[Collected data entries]
____________________

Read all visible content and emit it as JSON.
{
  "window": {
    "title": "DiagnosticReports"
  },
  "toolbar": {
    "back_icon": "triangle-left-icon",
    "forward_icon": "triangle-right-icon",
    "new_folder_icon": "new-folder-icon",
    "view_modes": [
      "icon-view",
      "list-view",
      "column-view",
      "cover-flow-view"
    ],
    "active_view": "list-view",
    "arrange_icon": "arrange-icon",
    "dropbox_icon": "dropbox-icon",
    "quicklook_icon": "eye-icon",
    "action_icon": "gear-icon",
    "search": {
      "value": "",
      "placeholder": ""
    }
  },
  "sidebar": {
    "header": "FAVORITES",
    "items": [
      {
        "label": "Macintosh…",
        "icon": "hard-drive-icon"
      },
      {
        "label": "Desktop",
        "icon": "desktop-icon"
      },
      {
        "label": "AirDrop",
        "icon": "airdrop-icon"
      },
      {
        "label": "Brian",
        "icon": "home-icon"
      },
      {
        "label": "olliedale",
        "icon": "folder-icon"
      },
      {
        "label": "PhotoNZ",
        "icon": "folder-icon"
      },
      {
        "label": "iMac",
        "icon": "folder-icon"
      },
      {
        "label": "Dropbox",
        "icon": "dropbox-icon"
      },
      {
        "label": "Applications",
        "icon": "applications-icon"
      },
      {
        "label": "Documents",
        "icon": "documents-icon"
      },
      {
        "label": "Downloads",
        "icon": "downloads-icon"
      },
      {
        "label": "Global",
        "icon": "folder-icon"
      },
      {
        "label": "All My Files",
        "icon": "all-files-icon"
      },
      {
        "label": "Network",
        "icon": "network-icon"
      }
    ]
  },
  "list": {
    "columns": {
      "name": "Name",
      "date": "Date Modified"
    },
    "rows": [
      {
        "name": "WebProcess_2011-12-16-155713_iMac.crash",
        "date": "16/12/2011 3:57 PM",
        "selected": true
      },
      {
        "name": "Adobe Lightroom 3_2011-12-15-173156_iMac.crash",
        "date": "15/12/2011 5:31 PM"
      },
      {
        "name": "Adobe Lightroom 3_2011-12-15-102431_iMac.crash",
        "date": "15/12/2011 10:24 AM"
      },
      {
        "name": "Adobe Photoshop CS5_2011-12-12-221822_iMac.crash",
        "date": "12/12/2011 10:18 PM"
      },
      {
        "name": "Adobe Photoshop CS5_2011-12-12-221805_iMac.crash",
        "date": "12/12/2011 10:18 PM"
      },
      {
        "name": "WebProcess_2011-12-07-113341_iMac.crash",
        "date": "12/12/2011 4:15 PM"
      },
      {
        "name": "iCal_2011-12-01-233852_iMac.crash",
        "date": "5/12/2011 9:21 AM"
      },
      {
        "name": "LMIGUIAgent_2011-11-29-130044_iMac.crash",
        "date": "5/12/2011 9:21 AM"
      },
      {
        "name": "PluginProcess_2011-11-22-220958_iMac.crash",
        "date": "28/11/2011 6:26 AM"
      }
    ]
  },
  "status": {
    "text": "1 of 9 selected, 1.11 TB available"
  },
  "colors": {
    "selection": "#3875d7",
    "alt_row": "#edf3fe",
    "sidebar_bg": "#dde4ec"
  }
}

____________________

Task directions >> Write out every line from the entries where "crash" appears.

Reply >>
        "name": "WebProcess_2011-12-16-155713_iMac.crash",
        "name": "Adobe Lightroom 3_2011-12-15-173156_iMac.crash",
        "name": "Adobe Lightroom 3_2011-12-15-102431_iMac.crash",
        "name": "Adobe Photoshop CS5_2011-12-12-221822_iMac.crash",
        "name": "Adobe Photoshop CS5_2011-12-12-221805_iMac.crash",
        "name": "WebProcess_2011-12-07-113341_iMac.crash",
        "name": "iCal_2011-12-01-233852_iMac.crash",
        "name": "LMIGUIAgent_2011-11-29-130044_iMac.crash",
        "name": "PluginProcess_2011-11-22-220958_iMac.crash",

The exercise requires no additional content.